Dataset records on visual material:

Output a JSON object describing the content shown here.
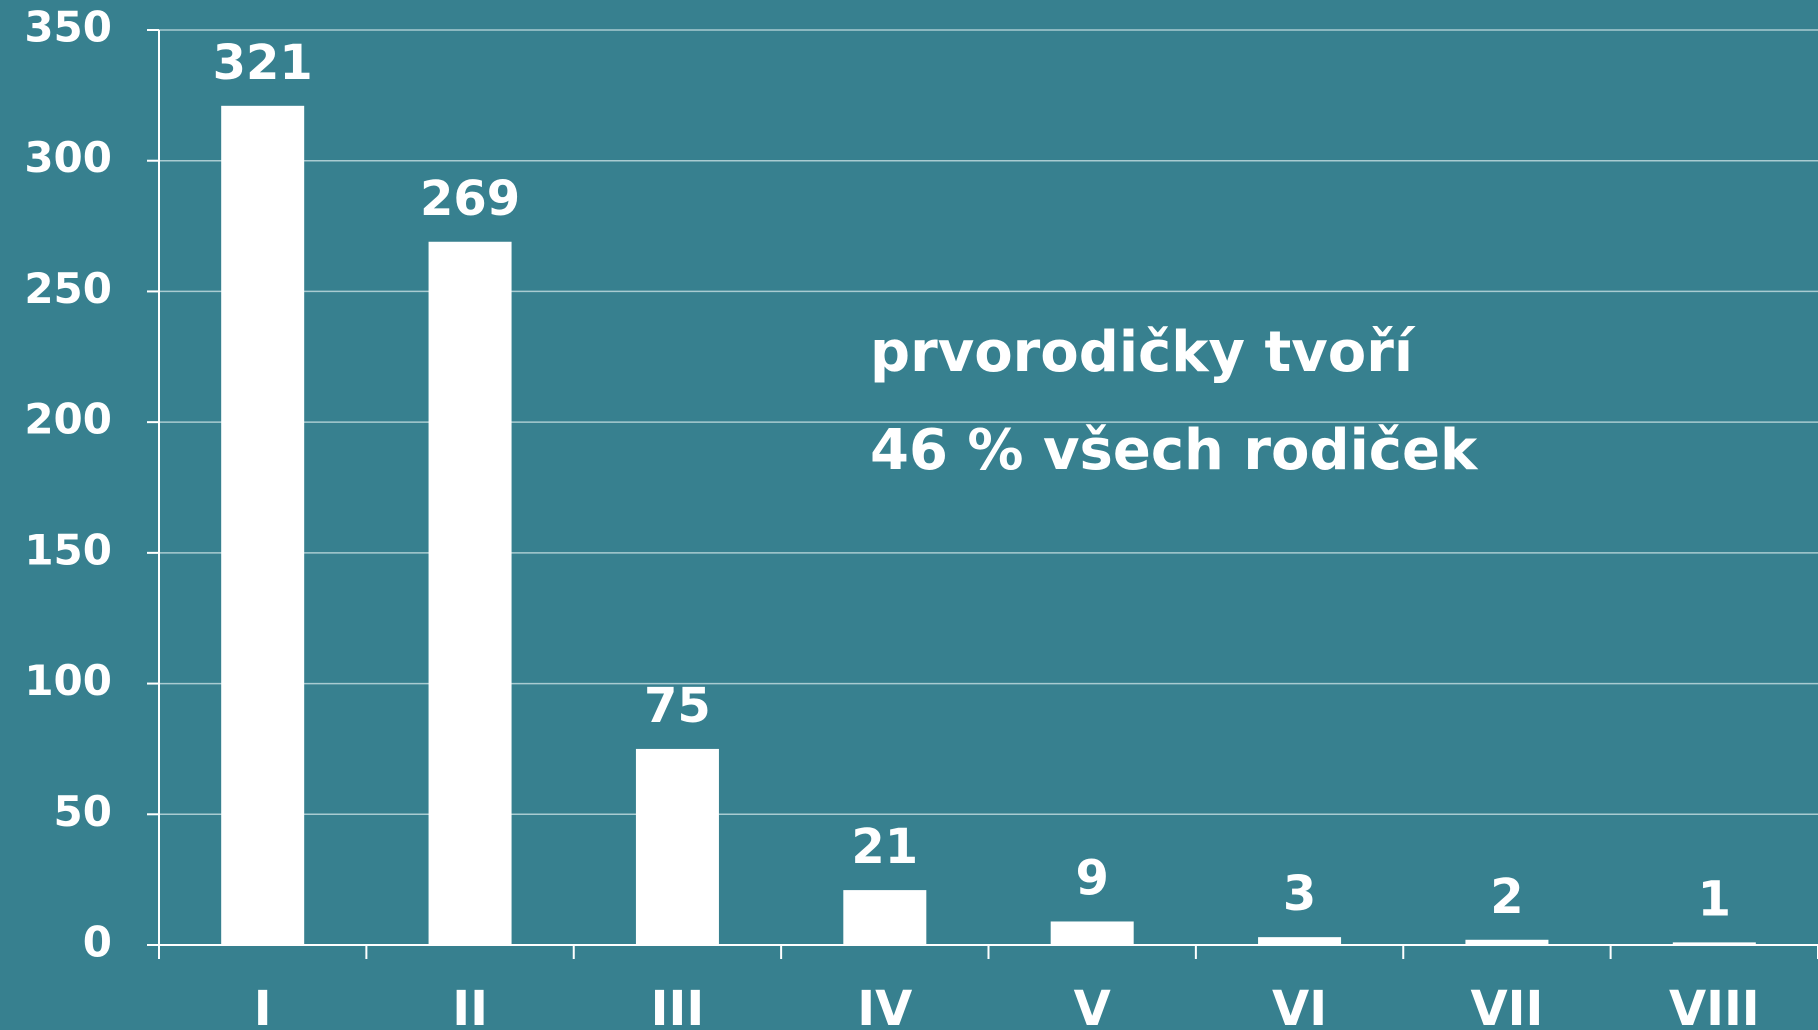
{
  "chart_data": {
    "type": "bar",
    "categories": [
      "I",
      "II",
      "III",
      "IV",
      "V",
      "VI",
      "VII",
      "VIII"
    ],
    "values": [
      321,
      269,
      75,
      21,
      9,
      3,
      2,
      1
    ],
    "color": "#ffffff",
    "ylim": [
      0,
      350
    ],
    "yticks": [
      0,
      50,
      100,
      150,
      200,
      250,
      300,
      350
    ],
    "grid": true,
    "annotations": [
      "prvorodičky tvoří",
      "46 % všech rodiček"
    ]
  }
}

» What is being asked
Each line of the data should be quoted exactly, with pictures left out.

» Right answer
Output a JSON object describing the content shown here.
{
  "chart_data": {
    "type": "bar",
    "categories": [
      "I",
      "II",
      "III",
      "IV",
      "V",
      "VI",
      "VII",
      "VIII"
    ],
    "values": [
      321,
      269,
      75,
      21,
      9,
      3,
      2,
      1
    ],
    "color": "#ffffff",
    "ylim": [
      0,
      350
    ],
    "yticks": [
      0,
      50,
      100,
      150,
      200,
      250,
      300,
      350
    ],
    "grid": true,
    "annotations": [
      "prvorodičky tvoří",
      "46 % všech rodiček"
    ]
  }
}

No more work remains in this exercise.